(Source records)
>>>

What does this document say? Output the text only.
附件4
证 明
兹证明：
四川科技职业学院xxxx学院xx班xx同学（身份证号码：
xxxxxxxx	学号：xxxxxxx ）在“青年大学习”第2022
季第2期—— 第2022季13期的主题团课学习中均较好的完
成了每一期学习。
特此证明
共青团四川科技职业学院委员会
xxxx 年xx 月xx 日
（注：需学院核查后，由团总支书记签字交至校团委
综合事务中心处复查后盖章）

<<<

__What needs to be done__: Quote all the records. Keep every word exact.

__Written reply__:
What does this document say? Output the text only.
附件4
证 明
兹证明：
四川科技职业学院xxxx学院xx班xx同学（身份证号码：
xxxxxxxx	学号：xxxxxxx ）在“青年大学习”第2022
季第2期—— 第2022季13期的主题团课学习中均较好的完
成了每一期学习。
特此证明
共青团四川科技职业学院委员会
xxxx 年xx 月xx 日
（注：需学院核查后，由团总支书记签字交至校团委
综合事务中心处复查后盖章）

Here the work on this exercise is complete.